Problem statement: Write out the whole listing again, exactly as given.

Exercise input:
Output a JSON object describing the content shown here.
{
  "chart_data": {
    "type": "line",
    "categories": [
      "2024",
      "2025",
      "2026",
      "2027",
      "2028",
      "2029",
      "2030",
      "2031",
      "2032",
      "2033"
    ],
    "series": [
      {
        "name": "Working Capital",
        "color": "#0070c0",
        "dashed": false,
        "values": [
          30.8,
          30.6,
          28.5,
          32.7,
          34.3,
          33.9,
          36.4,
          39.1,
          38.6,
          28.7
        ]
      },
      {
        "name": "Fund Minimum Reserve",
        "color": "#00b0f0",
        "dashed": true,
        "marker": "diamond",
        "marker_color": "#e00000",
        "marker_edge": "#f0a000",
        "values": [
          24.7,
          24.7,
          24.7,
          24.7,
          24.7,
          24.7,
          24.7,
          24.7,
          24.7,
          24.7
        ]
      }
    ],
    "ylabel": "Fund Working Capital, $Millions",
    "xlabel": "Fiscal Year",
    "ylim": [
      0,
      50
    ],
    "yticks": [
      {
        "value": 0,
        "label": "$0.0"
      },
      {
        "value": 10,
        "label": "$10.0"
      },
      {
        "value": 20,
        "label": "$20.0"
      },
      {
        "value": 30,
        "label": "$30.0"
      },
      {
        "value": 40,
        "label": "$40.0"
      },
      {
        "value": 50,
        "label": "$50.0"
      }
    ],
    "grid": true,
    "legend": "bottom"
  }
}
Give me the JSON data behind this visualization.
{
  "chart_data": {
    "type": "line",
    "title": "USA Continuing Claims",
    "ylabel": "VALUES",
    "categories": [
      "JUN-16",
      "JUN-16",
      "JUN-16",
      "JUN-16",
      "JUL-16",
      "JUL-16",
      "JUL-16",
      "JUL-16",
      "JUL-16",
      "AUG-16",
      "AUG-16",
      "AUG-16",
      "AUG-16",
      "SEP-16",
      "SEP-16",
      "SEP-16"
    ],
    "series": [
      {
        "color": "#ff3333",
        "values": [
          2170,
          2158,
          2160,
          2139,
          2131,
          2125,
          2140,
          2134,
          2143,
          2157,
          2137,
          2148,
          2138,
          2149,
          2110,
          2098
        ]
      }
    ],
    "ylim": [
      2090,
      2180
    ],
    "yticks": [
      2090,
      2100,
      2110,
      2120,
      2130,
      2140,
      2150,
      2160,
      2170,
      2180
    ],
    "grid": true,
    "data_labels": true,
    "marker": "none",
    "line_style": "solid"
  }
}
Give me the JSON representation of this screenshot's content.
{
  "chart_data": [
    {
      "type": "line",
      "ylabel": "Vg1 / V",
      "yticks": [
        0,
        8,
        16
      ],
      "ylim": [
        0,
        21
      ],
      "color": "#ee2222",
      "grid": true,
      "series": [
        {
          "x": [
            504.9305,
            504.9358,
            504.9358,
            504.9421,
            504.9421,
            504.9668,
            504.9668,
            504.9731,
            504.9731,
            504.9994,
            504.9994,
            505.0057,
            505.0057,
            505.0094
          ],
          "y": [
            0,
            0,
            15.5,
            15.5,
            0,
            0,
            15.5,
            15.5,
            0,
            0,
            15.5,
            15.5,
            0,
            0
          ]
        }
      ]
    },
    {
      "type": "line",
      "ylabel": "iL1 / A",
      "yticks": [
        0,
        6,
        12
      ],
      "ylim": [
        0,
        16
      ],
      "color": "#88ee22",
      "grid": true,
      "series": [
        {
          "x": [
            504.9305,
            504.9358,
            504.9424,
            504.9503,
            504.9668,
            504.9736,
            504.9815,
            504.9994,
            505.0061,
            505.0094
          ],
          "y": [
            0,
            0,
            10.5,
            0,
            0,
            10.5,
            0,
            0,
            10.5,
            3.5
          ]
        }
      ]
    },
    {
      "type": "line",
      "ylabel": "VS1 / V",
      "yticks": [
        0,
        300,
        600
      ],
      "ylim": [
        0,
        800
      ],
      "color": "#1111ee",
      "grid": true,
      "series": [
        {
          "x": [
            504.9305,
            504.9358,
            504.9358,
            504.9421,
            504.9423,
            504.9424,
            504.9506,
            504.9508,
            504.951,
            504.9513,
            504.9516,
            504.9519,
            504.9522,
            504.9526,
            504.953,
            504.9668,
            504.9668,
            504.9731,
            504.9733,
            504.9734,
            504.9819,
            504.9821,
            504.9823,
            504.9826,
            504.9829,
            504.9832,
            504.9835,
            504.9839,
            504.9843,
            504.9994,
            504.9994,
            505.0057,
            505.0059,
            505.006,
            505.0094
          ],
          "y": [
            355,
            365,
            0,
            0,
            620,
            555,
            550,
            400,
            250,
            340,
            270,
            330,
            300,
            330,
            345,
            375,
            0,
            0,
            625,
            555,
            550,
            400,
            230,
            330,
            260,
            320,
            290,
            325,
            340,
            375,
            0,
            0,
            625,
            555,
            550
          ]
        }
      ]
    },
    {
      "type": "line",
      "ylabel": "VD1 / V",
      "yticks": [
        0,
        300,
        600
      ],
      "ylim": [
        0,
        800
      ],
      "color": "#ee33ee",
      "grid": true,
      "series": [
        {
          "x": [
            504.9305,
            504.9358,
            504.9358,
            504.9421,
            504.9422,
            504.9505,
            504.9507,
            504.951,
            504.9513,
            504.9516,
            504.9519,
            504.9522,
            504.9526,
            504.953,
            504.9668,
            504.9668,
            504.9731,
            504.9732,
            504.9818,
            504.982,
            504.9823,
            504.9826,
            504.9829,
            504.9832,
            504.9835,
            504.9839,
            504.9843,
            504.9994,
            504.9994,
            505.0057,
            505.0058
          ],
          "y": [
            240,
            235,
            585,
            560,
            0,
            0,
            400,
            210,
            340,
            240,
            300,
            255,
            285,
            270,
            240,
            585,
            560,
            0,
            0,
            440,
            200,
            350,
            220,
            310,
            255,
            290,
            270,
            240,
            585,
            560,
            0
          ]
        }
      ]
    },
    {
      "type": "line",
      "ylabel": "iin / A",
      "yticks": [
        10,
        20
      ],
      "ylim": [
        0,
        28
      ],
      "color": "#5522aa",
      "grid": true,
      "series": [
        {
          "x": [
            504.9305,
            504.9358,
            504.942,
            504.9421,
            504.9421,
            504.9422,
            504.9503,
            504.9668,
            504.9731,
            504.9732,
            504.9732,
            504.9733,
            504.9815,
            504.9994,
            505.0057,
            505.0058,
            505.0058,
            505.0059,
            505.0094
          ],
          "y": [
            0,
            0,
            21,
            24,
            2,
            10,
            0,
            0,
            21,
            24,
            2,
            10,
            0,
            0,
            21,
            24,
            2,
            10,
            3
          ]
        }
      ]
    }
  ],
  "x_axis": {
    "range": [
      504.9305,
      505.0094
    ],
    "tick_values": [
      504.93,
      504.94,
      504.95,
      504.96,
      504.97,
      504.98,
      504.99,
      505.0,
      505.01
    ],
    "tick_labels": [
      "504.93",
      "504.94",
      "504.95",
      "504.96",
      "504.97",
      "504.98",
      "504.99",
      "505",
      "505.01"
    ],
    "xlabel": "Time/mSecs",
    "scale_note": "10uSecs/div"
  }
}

Written response:
Output a JSON object describing the content shown here.
{
  "chart_data": {
    "type": "line",
    "categories": [
      "2024",
      "2025",
      "2026",
      "2027",
      "2028",
      "2029",
      "2030",
      "2031",
      "2032",
      "2033"
    ],
    "series": [
      {
        "name": "Working Capital",
        "color": "#0070c0",
        "dashed": false,
        "values": [
          30.8,
          30.6,
          28.5,
          32.7,
          34.3,
          33.9,
          36.4,
          39.1,
          38.6,
          28.7
        ]
      },
      {
        "name": "Fund Minimum Reserve",
        "color": "#00b0f0",
        "dashed": true,
        "marker": "diamond",
        "marker_color": "#e00000",
        "marker_edge": "#f0a000",
        "values": [
          24.7,
          24.7,
          24.7,
          24.7,
          24.7,
          24.7,
          24.7,
          24.7,
          24.7,
          24.7
        ]
      }
    ],
    "ylabel": "Fund Working Capital, $Millions",
    "xlabel": "Fiscal Year",
    "ylim": [
      0,
      50
    ],
    "yticks": [
      {
        "value": 0,
        "label": "$0.0"
      },
      {
        "value": 10,
        "label": "$10.0"
      },
      {
        "value": 20,
        "label": "$20.0"
      },
      {
        "value": 30,
        "label": "$30.0"
      },
      {
        "value": 40,
        "label": "$40.0"
      },
      {
        "value": 50,
        "label": "$50.0"
      }
    ],
    "grid": true,
    "legend": "bottom"
  }
}
Give me the JSON data behind this visualization.
{
  "chart_data": {
    "type": "line",
    "title": "USA Continuing Claims",
    "ylabel": "VALUES",
    "categories": [
      "JUN-16",
      "JUN-16",
      "JUN-16",
      "JUN-16",
      "JUL-16",
      "JUL-16",
      "JUL-16",
      "JUL-16",
      "JUL-16",
      "AUG-16",
      "AUG-16",
      "AUG-16",
      "AUG-16",
      "SEP-16",
      "SEP-16",
      "SEP-16"
    ],
    "series": [
      {
        "color": "#ff3333",
        "values": [
          2170,
          2158,
          2160,
          2139,
          2131,
          2125,
          2140,
          2134,
          2143,
          2157,
          2137,
          2148,
          2138,
          2149,
          2110,
          2098
        ]
      }
    ],
    "ylim": [
      2090,
      2180
    ],
    "yticks": [
      2090,
      2100,
      2110,
      2120,
      2130,
      2140,
      2150,
      2160,
      2170,
      2180
    ],
    "grid": true,
    "data_labels": true,
    "marker": "none",
    "line_style": "solid"
  }
}
Give me the JSON representation of this screenshot's content.
{
  "chart_data": [
    {
      "type": "line",
      "ylabel": "Vg1 / V",
      "yticks": [
        0,
        8,
        16
      ],
      "ylim": [
        0,
        21
      ],
      "color": "#ee2222",
      "grid": true,
      "series": [
        {
          "x": [
            504.9305,
            504.9358,
            504.9358,
            504.9421,
            504.9421,
            504.9668,
            504.9668,
            504.9731,
            504.9731,
            504.9994,
            504.9994,
            505.0057,
            505.0057,
            505.0094
          ],
          "y": [
            0,
            0,
            15.5,
            15.5,
            0,
            0,
            15.5,
            15.5,
            0,
            0,
            15.5,
            15.5,
            0,
            0
          ]
        }
      ]
    },
    {
      "type": "line",
      "ylabel": "iL1 / A",
      "yticks": [
        0,
        6,
        12
      ],
      "ylim": [
        0,
        16
      ],
      "color": "#88ee22",
      "grid": true,
      "series": [
        {
          "x": [
            504.9305,
            504.9358,
            504.9424,
            504.9503,
            504.9668,
            504.9736,
            504.9815,
            504.9994,
            505.0061,
            505.0094
          ],
          "y": [
            0,
            0,
            10.5,
            0,
            0,
            10.5,
            0,
            0,
            10.5,
            3.5
          ]
        }
      ]
    },
    {
      "type": "line",
      "ylabel": "VS1 / V",
      "yticks": [
        0,
        300,
        600
      ],
      "ylim": [
        0,
        800
      ],
      "color": "#1111ee",
      "grid": true,
      "series": [
        {
          "x": [
            504.9305,
            504.9358,
            504.9358,
            504.9421,
            504.9423,
            504.9424,
            504.9506,
            504.9508,
            504.951,
            504.9513,
            504.9516,
            504.9519,
            504.9522,
            504.9526,
            504.953,
            504.9668,
            504.9668,
            504.9731,
            504.9733,
            504.9734,
            504.9819,
            504.9821,
            504.9823,
            504.9826,
            504.9829,
            504.9832,
            504.9835,
            504.9839,
            504.9843,
            504.9994,
            504.9994,
            505.0057,
            505.0059,
            505.006,
            505.0094
          ],
          "y": [
            355,
            365,
            0,
            0,
            620,
            555,
            550,
            400,
            250,
            340,
            270,
            330,
            300,
            330,
            345,
            375,
            0,
            0,
            625,
            555,
            550,
            400,
            230,
            330,
            260,
            320,
            290,
            325,
            340,
            375,
            0,
            0,
            625,
            555,
            550
          ]
        }
      ]
    },
    {
      "type": "line",
      "ylabel": "VD1 / V",
      "yticks": [
        0,
        300,
        600
      ],
      "ylim": [
        0,
        800
      ],
      "color": "#ee33ee",
      "grid": true,
      "series": [
        {
          "x": [
            504.9305,
            504.9358,
            504.9358,
            504.9421,
            504.9422,
            504.9505,
            504.9507,
            504.951,
            504.9513,
            504.9516,
            504.9519,
            504.9522,
            504.9526,
            504.953,
            504.9668,
            504.9668,
            504.9731,
            504.9732,
            504.9818,
            504.982,
            504.9823,
            504.9826,
            504.9829,
            504.9832,
            504.9835,
            504.9839,
            504.9843,
            504.9994,
            504.9994,
            505.0057,
            505.0058
          ],
          "y": [
            240,
            235,
            585,
            560,
            0,
            0,
            400,
            210,
            340,
            240,
            300,
            255,
            285,
            270,
            240,
            585,
            560,
            0,
            0,
            440,
            200,
            350,
            220,
            310,
            255,
            290,
            270,
            240,
            585,
            560,
            0
          ]
        }
      ]
    },
    {
      "type": "line",
      "ylabel": "iin / A",
      "yticks": [
        10,
        20
      ],
      "ylim": [
        0,
        28
      ],
      "color": "#5522aa",
      "grid": true,
      "series": [
        {
          "x": [
            504.9305,
            504.9358,
            504.942,
            504.9421,
            504.9421,
            504.9422,
            504.9503,
            504.9668,
            504.9731,
            504.9732,
            504.9732,
            504.9733,
            504.9815,
            504.9994,
            505.0057,
            505.0058,
            505.0058,
            505.0059,
            505.0094
          ],
          "y": [
            0,
            0,
            21,
            24,
            2,
            10,
            0,
            0,
            21,
            24,
            2,
            10,
            0,
            0,
            21,
            24,
            2,
            10,
            3
          ]
        }
      ]
    }
  ],
  "x_axis": {
    "range": [
      504.9305,
      505.0094
    ],
    "tick_values": [
      504.93,
      504.94,
      504.95,
      504.96,
      504.97,
      504.98,
      504.99,
      505.0,
      505.01
    ],
    "tick_labels": [
      "504.93",
      "504.94",
      "504.95",
      "504.96",
      "504.97",
      "504.98",
      "504.99",
      "505",
      "505.01"
    ],
    "xlabel": "Time/mSecs",
    "scale_note": "10uSecs/div"
  }
}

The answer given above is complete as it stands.